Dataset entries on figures
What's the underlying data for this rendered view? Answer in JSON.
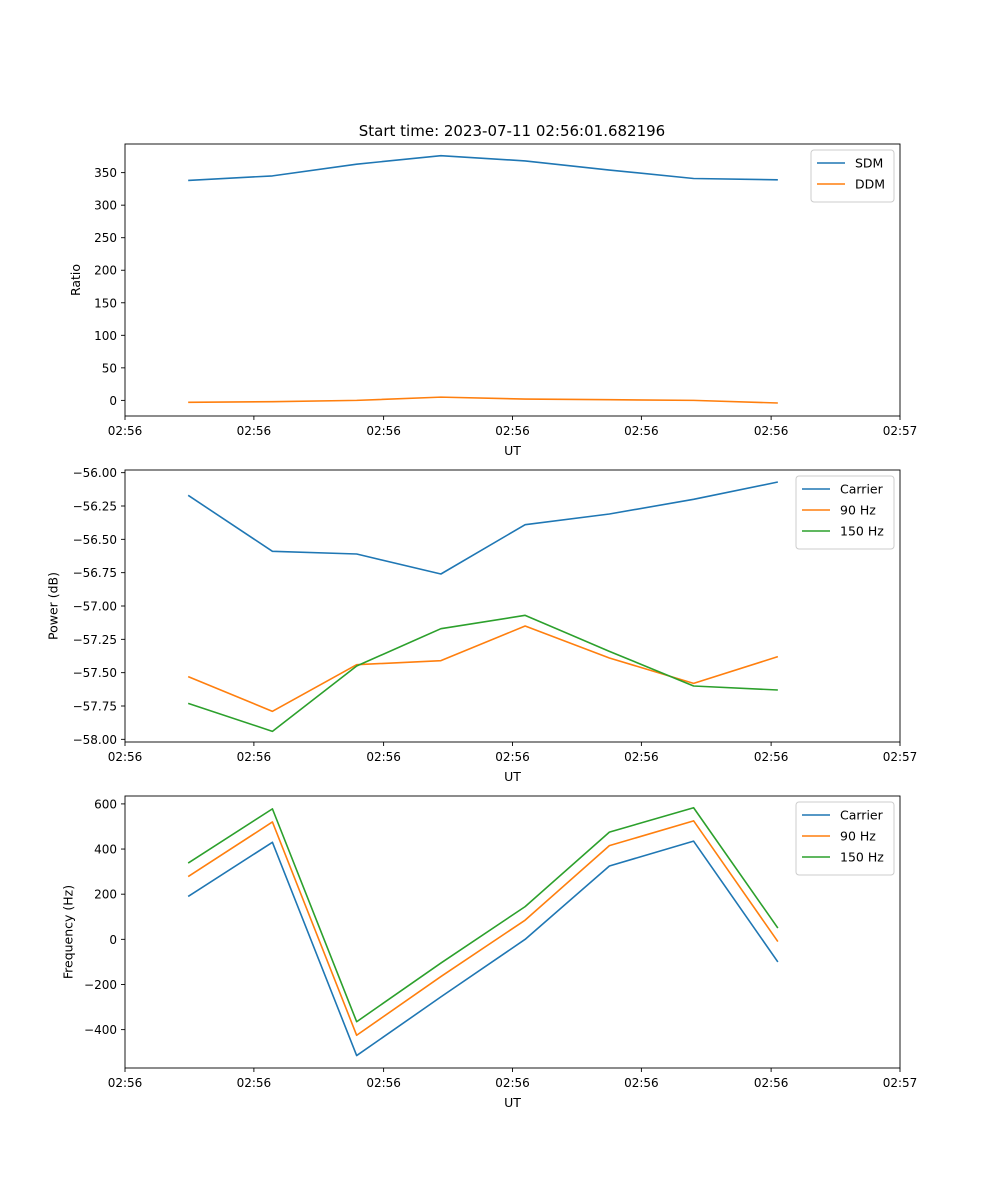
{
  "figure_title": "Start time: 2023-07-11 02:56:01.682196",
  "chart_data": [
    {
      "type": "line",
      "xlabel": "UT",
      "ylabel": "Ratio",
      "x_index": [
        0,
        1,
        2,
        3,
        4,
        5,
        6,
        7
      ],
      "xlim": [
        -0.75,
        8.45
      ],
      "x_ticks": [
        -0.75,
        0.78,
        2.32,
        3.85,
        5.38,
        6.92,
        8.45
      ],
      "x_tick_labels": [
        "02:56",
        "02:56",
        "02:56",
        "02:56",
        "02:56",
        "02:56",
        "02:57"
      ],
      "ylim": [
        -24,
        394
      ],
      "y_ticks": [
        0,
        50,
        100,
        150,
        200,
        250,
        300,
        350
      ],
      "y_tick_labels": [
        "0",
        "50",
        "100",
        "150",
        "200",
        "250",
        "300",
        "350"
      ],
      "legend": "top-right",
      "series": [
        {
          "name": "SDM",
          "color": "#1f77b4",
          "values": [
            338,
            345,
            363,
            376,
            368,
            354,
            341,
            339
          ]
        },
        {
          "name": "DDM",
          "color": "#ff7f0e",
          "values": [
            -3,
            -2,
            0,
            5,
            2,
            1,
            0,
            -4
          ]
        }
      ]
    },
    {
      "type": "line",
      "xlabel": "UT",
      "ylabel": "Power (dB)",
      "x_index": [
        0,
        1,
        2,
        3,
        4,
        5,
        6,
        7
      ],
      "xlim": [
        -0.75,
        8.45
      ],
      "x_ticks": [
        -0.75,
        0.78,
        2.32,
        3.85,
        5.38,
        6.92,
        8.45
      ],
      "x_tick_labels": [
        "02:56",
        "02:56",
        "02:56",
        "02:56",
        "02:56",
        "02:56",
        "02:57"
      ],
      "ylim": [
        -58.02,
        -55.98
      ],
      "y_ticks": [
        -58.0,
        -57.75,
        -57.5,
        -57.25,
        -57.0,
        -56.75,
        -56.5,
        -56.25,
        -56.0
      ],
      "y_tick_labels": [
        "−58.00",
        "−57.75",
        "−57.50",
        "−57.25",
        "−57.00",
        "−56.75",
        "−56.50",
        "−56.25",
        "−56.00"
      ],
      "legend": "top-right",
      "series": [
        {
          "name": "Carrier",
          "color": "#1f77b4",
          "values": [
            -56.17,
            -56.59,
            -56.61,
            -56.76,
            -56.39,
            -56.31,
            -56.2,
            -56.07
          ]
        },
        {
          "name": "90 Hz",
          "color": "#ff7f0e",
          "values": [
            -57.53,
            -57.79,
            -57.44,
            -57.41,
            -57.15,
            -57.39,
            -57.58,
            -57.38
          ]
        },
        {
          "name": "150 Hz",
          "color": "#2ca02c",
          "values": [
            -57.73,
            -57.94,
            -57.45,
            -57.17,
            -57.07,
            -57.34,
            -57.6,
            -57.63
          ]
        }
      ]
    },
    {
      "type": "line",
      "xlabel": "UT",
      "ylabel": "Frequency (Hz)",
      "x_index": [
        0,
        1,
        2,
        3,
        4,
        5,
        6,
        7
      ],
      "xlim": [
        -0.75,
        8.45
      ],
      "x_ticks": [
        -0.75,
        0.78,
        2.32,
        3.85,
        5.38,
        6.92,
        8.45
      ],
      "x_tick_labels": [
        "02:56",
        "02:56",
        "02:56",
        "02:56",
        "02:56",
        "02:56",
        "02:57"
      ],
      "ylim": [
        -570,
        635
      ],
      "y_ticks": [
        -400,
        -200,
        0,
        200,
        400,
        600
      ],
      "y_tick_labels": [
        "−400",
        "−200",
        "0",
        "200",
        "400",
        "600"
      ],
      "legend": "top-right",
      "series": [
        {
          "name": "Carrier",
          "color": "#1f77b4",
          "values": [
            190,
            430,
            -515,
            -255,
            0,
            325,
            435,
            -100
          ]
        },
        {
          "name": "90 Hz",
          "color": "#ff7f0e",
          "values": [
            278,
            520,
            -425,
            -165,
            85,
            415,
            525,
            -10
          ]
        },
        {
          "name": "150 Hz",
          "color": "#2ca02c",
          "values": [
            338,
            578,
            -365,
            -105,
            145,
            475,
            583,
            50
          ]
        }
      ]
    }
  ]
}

...

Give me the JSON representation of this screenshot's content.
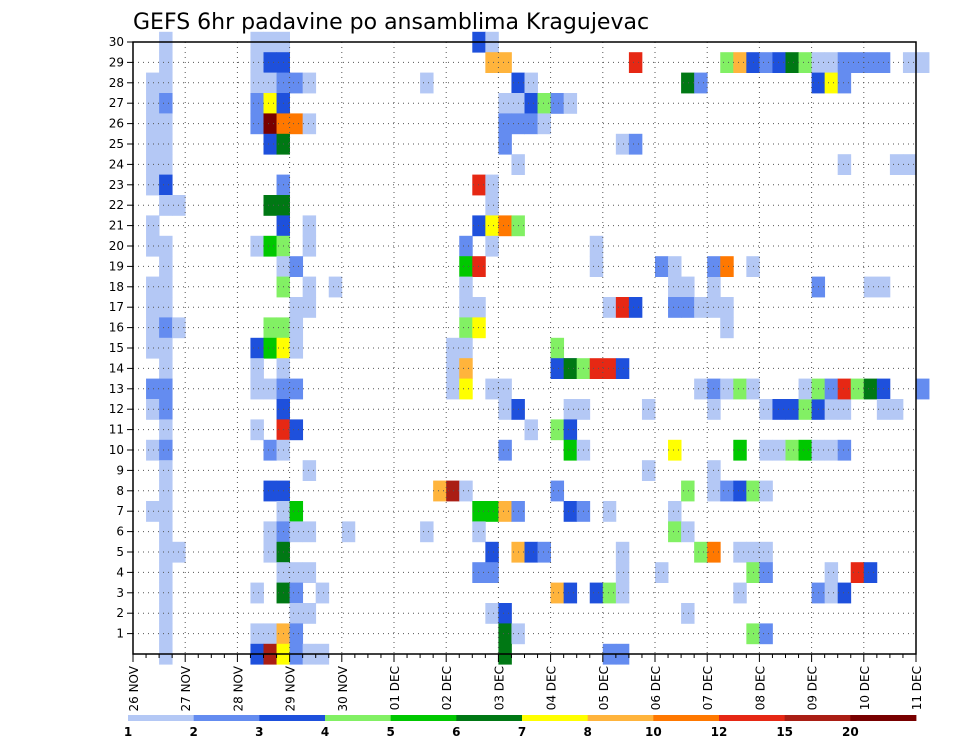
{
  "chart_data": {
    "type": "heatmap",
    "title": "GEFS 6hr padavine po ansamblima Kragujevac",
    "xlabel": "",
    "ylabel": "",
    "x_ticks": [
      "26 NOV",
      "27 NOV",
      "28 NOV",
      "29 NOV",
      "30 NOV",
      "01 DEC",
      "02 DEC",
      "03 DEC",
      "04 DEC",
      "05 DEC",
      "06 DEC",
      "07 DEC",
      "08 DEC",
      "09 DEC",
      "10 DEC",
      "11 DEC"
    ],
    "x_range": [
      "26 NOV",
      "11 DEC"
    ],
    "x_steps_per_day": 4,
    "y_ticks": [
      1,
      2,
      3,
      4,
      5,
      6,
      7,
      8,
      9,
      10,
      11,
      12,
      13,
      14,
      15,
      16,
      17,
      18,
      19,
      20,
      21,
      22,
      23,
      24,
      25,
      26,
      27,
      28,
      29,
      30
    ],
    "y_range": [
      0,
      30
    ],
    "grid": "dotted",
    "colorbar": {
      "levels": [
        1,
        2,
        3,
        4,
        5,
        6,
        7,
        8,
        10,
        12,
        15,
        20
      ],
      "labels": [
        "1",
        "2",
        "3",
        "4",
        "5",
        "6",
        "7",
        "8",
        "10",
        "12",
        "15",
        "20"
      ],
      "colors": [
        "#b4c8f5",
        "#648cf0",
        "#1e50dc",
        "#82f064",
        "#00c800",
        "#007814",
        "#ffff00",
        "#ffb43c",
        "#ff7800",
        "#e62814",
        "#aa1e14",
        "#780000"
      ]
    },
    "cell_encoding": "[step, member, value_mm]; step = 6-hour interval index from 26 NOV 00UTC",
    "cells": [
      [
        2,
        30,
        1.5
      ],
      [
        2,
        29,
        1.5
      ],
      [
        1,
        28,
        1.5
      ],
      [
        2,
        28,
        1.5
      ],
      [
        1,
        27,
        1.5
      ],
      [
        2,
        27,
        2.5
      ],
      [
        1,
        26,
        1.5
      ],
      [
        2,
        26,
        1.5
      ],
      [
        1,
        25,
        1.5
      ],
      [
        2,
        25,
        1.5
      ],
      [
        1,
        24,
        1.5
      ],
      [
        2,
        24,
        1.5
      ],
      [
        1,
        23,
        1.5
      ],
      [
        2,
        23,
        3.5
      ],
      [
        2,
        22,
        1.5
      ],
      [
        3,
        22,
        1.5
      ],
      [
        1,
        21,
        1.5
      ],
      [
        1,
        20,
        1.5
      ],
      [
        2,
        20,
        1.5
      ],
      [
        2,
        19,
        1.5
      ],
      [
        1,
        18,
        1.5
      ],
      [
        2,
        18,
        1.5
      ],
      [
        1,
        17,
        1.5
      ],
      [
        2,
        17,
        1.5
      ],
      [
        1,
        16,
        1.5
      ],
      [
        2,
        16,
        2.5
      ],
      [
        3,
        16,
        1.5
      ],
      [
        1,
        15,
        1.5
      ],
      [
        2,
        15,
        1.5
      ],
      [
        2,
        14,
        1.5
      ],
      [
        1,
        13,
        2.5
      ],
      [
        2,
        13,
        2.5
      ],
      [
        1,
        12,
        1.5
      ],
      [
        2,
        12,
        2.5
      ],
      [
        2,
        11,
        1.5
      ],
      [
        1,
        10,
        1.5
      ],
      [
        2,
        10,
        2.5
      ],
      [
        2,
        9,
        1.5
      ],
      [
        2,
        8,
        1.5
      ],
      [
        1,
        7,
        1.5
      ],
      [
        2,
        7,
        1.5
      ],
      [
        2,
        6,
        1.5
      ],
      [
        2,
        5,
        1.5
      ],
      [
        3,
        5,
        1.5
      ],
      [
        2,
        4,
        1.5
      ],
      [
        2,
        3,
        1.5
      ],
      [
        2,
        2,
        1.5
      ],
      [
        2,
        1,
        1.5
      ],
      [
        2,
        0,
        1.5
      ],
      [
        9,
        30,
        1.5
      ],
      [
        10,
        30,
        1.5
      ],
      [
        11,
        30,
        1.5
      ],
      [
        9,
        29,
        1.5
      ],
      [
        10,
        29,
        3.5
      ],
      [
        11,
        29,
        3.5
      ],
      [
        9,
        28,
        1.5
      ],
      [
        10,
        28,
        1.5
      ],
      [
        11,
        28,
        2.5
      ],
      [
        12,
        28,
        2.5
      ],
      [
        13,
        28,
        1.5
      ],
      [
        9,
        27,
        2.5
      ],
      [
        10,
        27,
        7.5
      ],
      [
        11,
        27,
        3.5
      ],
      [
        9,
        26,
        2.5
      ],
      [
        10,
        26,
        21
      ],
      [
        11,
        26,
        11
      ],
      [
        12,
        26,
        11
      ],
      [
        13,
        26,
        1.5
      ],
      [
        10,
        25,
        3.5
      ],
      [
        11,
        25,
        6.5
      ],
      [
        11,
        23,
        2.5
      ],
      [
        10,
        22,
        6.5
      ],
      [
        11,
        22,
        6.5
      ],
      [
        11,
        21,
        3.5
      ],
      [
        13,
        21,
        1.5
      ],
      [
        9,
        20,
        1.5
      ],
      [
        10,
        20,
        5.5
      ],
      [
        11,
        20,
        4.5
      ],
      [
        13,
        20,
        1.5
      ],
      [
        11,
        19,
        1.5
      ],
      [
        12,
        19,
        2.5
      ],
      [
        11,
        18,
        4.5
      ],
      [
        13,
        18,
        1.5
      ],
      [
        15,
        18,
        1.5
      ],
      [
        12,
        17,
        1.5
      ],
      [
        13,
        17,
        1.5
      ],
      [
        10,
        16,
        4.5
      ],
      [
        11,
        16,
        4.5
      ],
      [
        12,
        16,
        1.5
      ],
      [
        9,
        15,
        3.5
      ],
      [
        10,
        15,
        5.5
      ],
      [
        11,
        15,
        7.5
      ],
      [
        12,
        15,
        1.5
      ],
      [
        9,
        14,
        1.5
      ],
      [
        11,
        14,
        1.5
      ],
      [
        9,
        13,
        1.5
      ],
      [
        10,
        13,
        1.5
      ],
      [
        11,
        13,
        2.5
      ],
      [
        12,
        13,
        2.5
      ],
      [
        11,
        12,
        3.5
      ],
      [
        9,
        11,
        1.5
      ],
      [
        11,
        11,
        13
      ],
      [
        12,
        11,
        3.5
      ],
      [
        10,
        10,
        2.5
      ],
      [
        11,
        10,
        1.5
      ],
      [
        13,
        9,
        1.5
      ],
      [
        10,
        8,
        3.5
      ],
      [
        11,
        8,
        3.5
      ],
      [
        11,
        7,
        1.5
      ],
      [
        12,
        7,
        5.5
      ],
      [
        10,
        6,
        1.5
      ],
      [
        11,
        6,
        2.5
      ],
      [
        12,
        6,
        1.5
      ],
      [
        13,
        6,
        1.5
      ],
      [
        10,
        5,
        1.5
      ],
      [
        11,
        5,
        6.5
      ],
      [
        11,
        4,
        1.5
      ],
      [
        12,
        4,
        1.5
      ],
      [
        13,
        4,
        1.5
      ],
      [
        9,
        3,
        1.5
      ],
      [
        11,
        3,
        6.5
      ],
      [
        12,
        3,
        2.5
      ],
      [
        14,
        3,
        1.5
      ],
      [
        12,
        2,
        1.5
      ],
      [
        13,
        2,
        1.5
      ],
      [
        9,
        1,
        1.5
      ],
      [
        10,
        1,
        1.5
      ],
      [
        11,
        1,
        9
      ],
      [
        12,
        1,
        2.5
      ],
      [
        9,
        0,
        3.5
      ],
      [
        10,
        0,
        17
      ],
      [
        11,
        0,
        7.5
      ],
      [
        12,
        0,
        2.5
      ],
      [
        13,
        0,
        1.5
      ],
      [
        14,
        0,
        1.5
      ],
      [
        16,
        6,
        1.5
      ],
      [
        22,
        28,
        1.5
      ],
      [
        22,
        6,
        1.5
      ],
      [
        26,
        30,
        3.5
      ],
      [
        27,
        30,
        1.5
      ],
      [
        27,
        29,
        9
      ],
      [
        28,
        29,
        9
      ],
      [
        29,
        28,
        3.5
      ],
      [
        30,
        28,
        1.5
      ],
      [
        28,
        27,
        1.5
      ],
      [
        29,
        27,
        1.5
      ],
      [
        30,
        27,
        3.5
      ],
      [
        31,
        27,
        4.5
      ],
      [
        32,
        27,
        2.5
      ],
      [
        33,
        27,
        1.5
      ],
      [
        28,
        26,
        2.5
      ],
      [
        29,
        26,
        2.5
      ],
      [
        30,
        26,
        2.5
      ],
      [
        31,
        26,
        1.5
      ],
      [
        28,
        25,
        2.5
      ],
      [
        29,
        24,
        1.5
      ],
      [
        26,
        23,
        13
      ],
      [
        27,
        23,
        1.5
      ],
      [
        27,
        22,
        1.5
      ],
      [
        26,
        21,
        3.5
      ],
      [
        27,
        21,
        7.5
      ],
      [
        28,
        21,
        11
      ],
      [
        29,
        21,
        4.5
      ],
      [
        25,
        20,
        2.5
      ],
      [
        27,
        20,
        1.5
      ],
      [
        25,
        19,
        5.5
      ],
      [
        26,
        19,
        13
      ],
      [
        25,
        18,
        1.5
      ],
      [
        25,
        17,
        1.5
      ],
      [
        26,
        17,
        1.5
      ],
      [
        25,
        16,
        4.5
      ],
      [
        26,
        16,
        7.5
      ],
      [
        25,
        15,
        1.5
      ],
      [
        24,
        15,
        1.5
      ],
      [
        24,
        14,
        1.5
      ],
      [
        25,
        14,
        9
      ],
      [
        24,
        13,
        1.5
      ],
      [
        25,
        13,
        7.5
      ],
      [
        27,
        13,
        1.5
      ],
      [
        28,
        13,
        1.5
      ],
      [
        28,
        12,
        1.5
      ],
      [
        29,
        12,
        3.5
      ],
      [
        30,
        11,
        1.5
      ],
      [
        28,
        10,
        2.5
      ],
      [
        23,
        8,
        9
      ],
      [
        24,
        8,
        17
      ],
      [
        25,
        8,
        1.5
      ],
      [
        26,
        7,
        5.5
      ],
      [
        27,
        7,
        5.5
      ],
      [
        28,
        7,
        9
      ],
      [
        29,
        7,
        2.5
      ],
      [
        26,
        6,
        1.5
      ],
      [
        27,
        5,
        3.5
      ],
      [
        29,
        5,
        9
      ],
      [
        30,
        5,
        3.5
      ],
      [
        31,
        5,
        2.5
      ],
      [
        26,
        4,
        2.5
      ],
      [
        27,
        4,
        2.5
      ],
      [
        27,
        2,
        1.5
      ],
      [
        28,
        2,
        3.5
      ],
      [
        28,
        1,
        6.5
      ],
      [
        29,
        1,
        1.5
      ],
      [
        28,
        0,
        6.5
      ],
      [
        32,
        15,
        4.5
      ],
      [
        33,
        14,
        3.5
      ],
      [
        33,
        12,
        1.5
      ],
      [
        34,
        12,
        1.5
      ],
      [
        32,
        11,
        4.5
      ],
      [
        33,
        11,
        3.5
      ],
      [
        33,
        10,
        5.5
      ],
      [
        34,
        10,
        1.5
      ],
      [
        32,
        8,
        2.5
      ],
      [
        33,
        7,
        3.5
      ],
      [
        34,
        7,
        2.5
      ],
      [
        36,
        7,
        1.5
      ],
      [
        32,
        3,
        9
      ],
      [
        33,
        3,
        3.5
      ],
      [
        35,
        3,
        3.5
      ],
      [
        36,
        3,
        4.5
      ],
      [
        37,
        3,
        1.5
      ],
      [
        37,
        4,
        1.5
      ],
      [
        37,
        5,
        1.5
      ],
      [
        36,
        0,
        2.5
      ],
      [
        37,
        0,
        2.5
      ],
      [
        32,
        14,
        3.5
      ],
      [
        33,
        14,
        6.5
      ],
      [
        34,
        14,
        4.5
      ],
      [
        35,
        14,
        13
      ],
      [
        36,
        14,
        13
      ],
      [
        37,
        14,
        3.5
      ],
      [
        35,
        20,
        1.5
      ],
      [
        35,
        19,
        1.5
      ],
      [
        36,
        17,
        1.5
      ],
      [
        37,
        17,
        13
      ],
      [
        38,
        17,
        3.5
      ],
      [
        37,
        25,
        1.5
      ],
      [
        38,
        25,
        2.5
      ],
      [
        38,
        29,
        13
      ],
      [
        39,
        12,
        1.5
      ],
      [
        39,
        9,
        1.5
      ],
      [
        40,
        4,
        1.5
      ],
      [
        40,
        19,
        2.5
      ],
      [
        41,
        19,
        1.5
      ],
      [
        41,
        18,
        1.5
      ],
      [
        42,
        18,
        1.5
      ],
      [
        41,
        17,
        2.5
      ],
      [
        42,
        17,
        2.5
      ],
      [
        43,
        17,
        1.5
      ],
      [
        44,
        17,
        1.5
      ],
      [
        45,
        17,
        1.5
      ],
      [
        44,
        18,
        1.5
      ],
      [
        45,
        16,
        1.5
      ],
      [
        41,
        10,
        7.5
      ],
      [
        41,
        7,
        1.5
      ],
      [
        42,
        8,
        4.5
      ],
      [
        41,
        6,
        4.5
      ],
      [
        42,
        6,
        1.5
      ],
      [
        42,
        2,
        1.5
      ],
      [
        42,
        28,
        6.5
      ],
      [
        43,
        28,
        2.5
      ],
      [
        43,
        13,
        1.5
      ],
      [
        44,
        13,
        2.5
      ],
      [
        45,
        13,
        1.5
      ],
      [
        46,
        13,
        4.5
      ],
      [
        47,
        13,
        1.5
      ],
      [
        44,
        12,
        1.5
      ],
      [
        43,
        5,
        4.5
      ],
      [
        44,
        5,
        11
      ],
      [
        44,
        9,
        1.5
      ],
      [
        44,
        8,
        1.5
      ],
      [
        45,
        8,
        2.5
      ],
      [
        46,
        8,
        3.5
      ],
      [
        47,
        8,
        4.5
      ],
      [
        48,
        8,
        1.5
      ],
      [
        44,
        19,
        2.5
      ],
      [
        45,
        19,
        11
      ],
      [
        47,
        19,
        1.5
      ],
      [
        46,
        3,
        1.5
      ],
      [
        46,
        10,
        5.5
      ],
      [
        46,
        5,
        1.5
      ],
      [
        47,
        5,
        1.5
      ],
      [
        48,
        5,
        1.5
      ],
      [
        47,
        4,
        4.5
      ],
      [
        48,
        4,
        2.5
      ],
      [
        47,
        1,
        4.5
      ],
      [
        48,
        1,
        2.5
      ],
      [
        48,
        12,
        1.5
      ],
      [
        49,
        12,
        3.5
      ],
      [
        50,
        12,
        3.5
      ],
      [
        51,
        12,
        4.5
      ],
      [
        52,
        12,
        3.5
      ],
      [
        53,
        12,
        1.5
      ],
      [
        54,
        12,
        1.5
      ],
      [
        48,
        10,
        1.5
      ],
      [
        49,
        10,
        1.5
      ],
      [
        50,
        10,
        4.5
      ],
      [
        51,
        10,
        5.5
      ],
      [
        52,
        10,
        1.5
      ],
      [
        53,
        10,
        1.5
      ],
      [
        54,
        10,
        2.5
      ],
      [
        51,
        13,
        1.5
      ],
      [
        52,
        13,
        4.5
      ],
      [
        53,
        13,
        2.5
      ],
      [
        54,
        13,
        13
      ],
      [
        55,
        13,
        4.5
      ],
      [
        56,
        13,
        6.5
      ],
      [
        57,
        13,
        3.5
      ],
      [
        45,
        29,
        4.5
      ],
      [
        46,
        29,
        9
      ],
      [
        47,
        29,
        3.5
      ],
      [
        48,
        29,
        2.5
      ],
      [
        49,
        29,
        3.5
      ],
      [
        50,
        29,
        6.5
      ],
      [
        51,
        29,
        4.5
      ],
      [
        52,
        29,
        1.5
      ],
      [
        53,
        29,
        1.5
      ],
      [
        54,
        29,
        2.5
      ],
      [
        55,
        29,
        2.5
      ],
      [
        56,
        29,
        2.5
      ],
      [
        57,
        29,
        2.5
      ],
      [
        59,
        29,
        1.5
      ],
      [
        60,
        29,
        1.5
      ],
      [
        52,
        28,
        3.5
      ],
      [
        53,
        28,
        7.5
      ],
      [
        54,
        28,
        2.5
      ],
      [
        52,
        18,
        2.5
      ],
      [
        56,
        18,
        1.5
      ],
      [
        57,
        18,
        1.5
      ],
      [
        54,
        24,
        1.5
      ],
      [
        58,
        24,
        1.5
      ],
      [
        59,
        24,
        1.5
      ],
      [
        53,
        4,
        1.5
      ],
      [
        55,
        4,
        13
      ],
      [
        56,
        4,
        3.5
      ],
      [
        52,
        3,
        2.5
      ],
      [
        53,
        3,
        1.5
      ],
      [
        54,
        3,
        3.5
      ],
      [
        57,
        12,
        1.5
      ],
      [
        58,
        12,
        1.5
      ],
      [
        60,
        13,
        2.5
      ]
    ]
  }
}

- Written task
Collect the lines of the data that carry the word "this".

- Problem solution
What's the underlying data for this rendered view? Answer in JSON.
Give me the JSON representation of this screenshot's content.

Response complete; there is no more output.